**Given request**
Show every line containing "ylabel" by copying it.

**Data provided**
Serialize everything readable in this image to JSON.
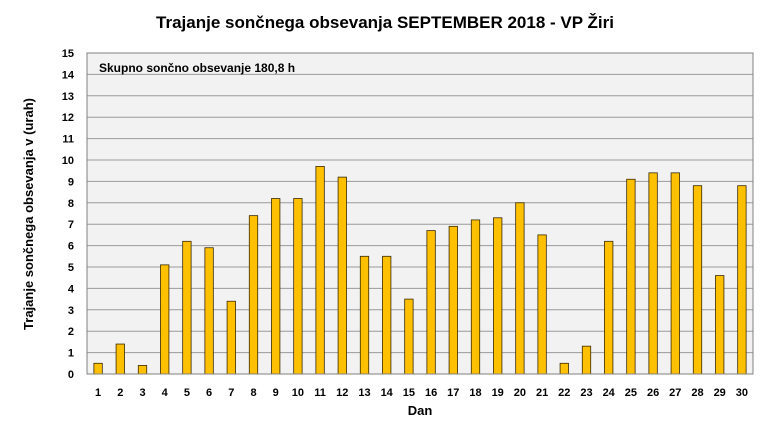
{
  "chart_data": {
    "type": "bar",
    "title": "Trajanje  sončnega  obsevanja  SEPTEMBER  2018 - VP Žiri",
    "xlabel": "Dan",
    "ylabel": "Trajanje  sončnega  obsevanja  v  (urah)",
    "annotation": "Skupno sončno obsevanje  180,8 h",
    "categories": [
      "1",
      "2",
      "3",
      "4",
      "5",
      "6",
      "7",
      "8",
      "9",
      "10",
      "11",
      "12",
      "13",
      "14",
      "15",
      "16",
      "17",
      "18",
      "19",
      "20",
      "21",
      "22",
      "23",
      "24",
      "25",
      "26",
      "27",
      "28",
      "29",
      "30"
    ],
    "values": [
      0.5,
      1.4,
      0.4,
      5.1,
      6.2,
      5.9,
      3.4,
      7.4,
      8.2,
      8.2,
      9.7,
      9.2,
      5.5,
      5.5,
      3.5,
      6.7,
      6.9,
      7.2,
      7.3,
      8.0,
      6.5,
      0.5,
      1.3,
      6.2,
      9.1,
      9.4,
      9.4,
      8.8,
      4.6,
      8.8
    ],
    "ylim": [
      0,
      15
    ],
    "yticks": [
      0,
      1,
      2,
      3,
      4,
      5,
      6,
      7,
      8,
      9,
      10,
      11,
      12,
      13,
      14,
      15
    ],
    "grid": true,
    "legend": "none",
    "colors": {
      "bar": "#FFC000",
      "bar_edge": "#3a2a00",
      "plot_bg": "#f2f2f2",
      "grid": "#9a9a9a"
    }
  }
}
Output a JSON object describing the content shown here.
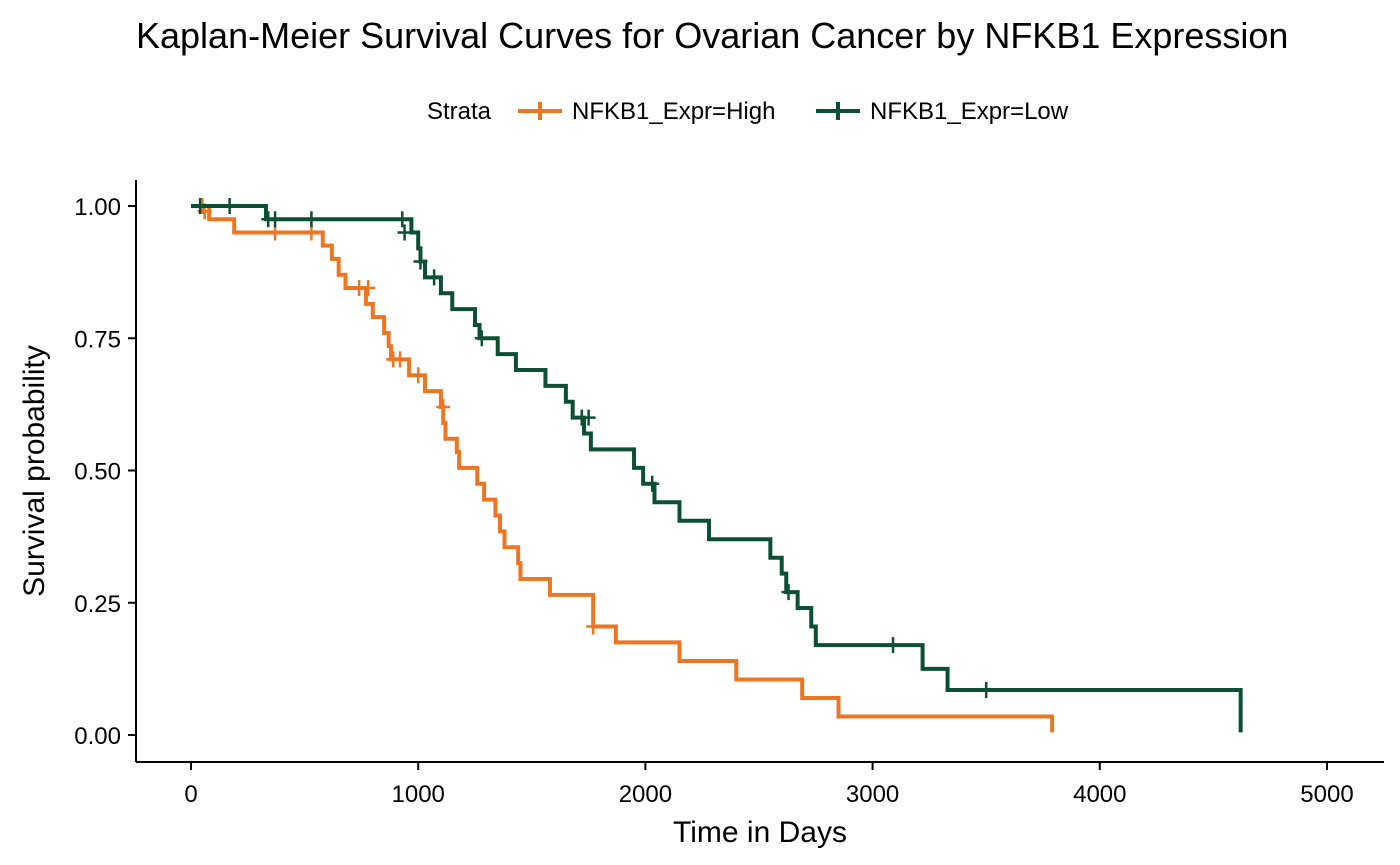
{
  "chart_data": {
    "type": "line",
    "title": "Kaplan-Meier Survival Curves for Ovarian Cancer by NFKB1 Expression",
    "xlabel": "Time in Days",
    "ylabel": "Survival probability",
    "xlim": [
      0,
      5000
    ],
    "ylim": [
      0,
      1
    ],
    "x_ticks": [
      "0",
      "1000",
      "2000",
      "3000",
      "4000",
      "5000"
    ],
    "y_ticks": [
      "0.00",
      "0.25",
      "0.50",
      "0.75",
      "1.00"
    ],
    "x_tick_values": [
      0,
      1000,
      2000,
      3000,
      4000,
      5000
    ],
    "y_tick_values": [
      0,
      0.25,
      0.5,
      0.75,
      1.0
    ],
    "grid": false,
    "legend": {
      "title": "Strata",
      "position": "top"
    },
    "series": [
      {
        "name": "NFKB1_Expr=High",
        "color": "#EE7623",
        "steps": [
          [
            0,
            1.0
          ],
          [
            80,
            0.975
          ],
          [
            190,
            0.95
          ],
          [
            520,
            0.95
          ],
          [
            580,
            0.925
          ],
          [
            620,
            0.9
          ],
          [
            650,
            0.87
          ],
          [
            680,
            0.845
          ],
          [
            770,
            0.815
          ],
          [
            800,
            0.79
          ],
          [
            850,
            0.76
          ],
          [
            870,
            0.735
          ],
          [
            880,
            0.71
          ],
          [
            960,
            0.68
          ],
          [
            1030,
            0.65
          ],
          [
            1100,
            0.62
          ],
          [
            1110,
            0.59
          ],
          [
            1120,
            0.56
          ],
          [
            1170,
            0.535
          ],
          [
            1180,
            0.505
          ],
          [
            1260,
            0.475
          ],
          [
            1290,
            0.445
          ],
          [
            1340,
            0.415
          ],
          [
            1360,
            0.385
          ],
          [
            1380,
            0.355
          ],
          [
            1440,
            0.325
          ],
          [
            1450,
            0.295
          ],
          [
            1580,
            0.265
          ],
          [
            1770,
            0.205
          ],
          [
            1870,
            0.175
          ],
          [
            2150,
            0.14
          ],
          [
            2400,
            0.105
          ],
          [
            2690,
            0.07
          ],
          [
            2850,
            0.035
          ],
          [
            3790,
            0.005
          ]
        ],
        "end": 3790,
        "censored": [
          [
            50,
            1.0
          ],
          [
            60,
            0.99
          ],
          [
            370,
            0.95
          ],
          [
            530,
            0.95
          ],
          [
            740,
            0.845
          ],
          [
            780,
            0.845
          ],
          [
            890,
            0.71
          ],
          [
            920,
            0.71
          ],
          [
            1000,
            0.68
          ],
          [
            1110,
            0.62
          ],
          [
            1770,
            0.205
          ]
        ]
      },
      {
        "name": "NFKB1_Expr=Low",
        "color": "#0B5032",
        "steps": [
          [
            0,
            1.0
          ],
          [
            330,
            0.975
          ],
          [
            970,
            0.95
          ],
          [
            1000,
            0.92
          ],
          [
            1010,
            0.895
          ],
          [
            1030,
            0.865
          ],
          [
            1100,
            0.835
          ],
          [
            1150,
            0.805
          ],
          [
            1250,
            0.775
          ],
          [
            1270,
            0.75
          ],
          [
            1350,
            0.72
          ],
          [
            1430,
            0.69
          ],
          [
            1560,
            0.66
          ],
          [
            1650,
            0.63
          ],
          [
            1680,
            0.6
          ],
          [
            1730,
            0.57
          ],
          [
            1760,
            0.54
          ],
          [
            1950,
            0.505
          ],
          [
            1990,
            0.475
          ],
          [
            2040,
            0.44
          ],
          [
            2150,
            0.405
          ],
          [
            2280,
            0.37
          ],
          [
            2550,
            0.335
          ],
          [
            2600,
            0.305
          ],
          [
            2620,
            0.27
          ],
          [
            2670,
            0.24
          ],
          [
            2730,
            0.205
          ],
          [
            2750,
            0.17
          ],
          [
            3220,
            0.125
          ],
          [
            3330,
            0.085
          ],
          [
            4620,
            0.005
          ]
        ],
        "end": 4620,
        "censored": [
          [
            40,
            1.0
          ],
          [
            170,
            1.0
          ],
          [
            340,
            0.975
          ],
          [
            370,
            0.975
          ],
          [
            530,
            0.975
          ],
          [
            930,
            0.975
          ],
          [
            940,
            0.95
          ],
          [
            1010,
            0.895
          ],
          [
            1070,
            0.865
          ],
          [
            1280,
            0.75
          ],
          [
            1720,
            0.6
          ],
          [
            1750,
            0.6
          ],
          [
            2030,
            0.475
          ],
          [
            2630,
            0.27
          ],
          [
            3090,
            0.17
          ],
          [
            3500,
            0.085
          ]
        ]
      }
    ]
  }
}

...

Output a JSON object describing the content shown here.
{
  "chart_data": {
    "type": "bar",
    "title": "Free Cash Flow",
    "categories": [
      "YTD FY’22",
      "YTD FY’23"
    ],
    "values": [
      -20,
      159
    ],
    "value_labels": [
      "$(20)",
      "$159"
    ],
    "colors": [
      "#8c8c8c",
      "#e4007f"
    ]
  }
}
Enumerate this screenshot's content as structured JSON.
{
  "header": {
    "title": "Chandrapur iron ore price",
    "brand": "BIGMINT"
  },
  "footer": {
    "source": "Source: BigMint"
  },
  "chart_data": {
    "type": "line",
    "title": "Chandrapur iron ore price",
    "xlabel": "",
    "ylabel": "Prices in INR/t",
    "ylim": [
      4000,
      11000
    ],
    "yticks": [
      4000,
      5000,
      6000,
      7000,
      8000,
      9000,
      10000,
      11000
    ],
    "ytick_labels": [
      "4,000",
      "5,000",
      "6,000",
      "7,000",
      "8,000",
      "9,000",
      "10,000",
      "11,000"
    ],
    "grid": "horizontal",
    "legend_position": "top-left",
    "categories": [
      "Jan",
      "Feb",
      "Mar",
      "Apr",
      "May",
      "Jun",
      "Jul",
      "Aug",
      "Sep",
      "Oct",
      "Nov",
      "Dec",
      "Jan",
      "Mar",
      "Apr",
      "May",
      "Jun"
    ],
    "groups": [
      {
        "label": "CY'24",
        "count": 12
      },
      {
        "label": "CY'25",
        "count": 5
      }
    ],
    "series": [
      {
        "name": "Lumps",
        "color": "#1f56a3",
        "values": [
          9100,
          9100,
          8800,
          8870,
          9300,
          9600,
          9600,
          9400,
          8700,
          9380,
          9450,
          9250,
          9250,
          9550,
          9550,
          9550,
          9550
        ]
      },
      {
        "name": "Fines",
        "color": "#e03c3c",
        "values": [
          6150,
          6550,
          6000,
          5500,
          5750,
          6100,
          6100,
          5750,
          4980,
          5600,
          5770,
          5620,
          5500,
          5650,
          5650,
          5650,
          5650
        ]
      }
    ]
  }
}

**Task result**
    "ylabel": "Trajanje  sončnega  obsevanja  v  (urah)",
    "ylabel": "Survival probability",
    "ylabel": "Prices in INR/t",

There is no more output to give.